#### [Exercise goal]
Check each line of the listing below for the word "created" and say how many lines have it. Nothing else should be written.

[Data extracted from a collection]

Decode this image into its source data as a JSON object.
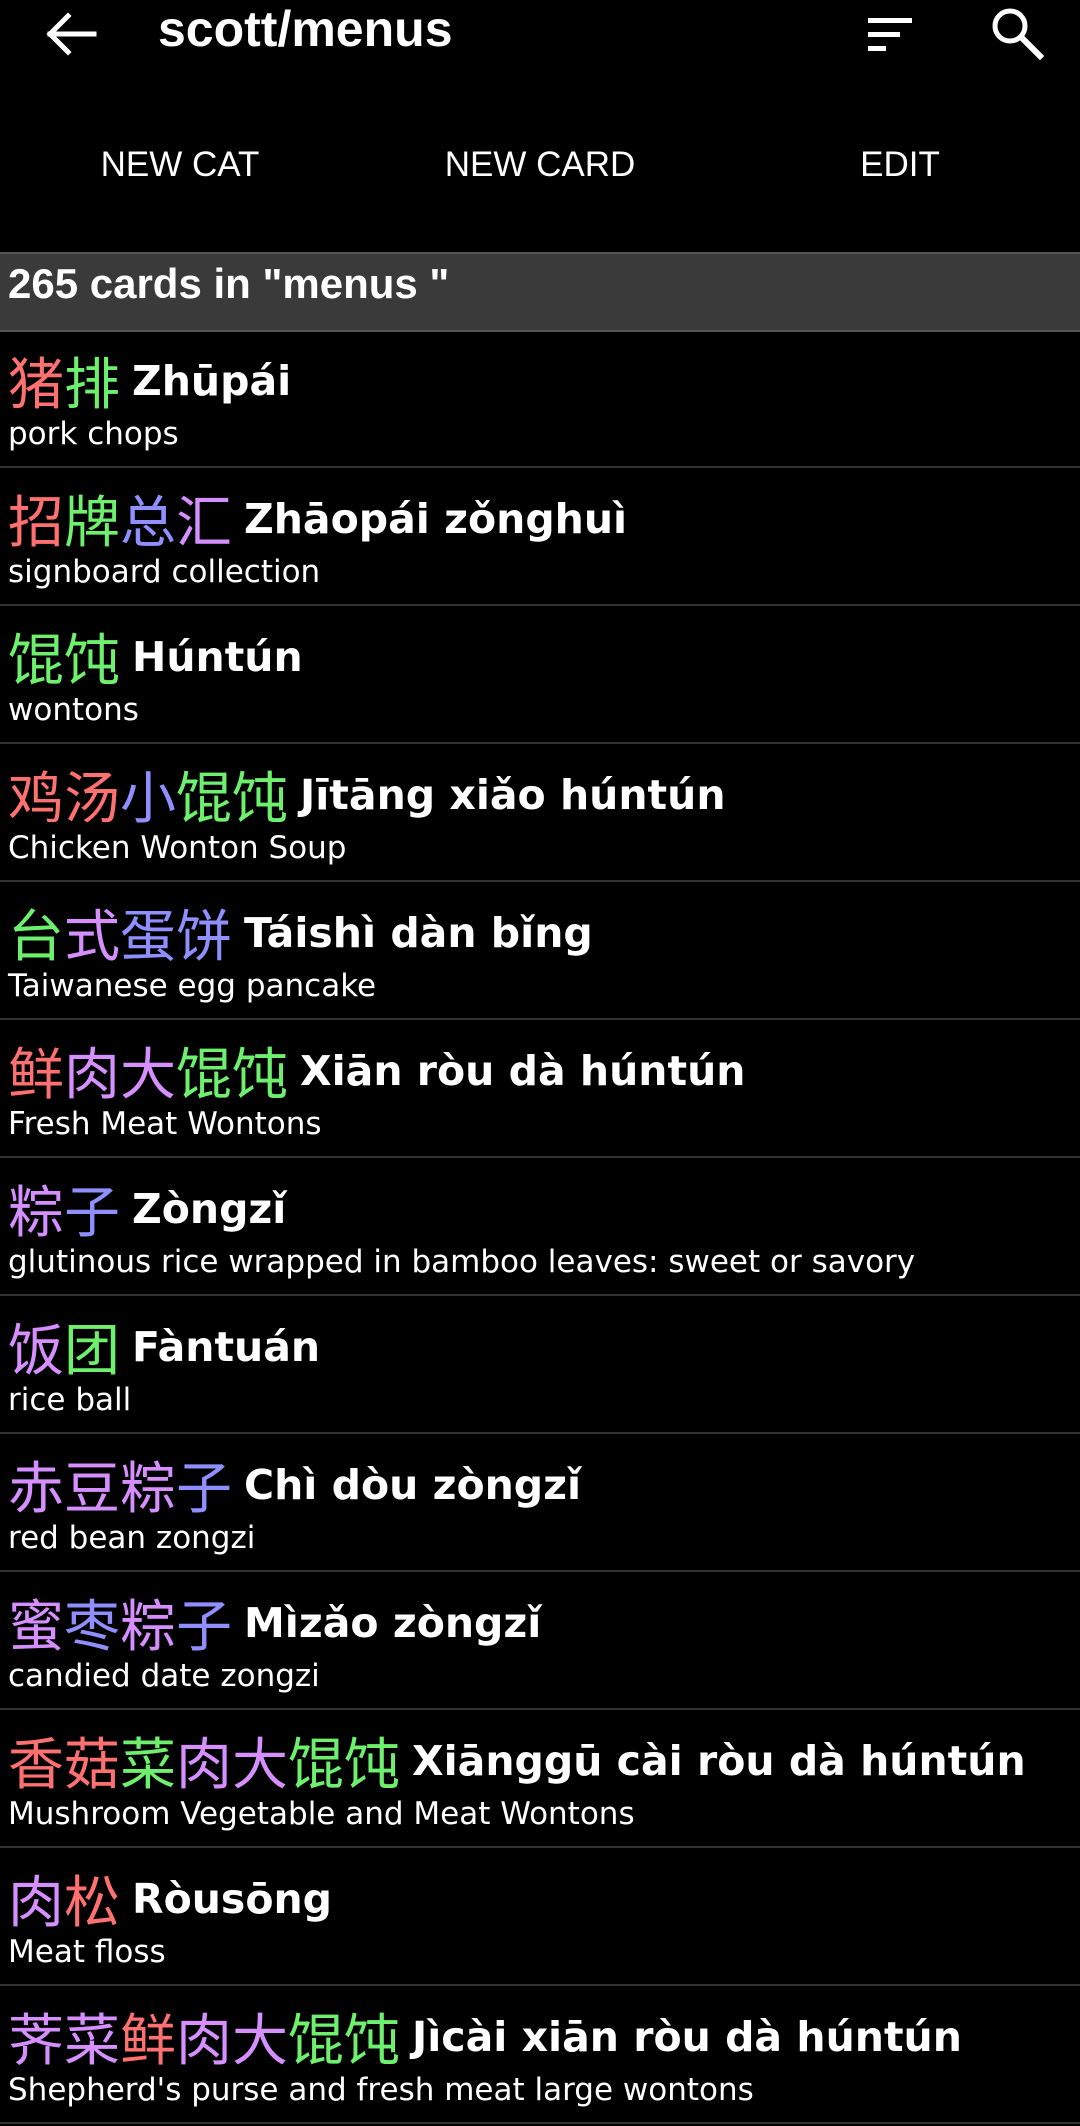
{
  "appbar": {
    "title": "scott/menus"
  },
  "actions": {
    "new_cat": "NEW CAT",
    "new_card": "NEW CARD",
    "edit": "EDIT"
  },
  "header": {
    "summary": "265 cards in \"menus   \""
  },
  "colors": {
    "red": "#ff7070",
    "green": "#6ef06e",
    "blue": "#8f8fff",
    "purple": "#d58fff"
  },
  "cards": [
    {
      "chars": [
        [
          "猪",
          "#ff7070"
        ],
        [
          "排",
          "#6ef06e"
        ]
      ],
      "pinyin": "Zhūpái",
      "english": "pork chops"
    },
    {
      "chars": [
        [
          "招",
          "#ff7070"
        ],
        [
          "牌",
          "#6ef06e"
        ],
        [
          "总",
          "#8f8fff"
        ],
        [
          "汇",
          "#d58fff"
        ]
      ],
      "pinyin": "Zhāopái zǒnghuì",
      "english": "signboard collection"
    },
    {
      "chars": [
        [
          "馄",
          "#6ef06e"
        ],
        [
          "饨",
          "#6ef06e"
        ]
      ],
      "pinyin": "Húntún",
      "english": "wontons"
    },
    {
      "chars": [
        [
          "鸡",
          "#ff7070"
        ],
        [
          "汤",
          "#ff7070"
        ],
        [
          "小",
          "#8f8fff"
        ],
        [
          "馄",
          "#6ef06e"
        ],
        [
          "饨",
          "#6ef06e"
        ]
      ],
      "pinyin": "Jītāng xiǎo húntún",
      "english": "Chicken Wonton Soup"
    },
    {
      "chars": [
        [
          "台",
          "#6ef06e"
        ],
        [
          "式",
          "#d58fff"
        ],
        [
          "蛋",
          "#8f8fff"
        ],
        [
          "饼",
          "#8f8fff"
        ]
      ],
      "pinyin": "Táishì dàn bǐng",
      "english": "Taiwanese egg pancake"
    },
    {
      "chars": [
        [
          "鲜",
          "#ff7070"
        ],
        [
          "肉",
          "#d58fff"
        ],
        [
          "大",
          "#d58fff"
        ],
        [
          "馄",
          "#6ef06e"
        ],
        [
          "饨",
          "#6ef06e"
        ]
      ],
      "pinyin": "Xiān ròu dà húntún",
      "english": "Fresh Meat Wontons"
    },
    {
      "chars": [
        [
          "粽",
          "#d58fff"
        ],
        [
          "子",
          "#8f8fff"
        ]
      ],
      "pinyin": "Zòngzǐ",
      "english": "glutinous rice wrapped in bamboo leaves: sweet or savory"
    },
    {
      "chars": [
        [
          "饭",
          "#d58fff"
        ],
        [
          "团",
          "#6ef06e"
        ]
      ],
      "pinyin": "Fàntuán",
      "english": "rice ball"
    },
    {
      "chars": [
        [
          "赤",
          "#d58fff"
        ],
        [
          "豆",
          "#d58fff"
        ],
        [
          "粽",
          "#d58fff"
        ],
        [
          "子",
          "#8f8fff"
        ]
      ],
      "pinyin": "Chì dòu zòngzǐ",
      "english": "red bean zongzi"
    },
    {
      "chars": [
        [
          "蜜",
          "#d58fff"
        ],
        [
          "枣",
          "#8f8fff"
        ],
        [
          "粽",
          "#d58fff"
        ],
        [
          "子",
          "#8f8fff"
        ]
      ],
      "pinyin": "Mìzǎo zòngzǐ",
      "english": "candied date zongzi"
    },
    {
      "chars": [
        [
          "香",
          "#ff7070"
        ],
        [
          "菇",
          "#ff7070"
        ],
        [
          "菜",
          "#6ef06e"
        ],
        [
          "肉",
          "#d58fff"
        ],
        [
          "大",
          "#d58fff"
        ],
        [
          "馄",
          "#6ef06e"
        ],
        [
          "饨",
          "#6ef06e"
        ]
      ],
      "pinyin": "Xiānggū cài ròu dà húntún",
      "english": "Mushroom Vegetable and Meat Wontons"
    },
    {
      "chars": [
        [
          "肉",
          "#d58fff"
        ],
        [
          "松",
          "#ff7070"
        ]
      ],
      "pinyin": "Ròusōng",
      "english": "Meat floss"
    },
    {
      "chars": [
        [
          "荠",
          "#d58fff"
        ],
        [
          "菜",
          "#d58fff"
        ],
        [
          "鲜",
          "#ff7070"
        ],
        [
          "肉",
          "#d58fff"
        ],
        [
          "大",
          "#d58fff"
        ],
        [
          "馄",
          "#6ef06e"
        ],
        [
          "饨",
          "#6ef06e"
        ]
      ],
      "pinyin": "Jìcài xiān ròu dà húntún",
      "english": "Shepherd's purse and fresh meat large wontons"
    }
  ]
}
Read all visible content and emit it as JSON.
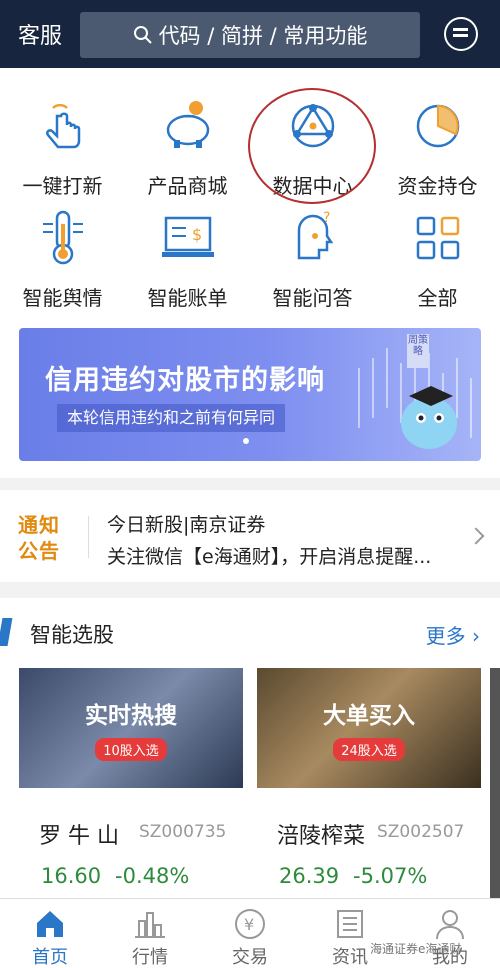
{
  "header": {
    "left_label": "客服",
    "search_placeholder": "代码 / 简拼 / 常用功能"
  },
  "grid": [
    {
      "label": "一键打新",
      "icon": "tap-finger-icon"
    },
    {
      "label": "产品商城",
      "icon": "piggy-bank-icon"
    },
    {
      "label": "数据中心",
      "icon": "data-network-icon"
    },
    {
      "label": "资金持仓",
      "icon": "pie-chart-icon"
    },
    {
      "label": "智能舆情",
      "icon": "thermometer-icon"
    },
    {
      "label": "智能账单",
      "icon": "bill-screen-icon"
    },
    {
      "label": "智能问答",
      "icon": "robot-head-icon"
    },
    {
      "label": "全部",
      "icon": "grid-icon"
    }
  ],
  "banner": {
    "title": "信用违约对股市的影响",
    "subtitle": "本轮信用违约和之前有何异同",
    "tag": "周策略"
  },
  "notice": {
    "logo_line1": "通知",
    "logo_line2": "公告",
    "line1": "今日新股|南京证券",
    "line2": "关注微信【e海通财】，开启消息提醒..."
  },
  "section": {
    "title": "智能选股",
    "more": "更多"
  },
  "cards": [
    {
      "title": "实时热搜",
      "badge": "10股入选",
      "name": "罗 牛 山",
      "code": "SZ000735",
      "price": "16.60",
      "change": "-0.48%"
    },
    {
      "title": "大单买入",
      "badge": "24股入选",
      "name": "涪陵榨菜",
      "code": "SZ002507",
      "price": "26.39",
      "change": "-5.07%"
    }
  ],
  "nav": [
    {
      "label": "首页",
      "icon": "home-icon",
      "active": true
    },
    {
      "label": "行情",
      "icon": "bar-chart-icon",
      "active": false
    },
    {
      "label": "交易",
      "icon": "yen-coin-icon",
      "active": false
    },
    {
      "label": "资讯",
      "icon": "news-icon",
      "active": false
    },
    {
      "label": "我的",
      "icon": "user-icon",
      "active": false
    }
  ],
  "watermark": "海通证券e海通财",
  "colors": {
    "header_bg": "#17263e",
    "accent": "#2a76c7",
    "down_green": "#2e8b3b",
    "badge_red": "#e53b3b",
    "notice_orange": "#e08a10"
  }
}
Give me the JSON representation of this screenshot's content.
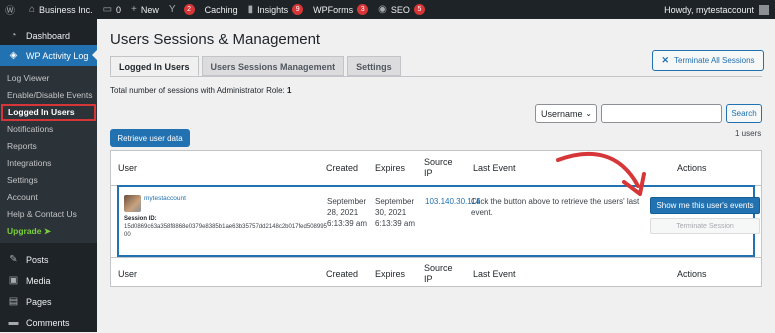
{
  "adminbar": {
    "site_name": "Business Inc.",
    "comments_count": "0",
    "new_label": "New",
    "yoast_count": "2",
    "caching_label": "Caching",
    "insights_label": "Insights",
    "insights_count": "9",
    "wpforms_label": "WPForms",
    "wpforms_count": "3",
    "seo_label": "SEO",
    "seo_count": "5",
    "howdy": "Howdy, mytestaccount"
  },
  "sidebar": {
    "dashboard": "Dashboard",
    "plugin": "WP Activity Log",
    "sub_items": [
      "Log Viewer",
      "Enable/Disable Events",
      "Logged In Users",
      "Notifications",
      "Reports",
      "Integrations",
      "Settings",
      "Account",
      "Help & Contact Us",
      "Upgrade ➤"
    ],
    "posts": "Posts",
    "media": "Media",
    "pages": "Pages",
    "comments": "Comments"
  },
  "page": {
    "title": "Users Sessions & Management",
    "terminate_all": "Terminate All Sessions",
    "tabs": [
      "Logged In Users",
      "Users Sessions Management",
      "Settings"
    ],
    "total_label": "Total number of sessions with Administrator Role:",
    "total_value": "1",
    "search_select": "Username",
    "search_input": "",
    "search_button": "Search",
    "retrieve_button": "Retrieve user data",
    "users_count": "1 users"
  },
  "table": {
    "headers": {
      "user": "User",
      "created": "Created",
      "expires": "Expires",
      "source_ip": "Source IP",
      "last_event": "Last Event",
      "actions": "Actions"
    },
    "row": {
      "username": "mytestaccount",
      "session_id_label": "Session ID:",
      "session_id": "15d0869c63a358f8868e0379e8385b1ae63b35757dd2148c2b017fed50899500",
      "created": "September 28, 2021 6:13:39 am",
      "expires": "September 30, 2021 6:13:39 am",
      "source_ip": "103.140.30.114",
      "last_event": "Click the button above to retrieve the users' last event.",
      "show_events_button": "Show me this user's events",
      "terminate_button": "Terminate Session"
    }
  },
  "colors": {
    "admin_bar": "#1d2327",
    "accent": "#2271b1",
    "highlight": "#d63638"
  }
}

#### [Solution for this exercise]
2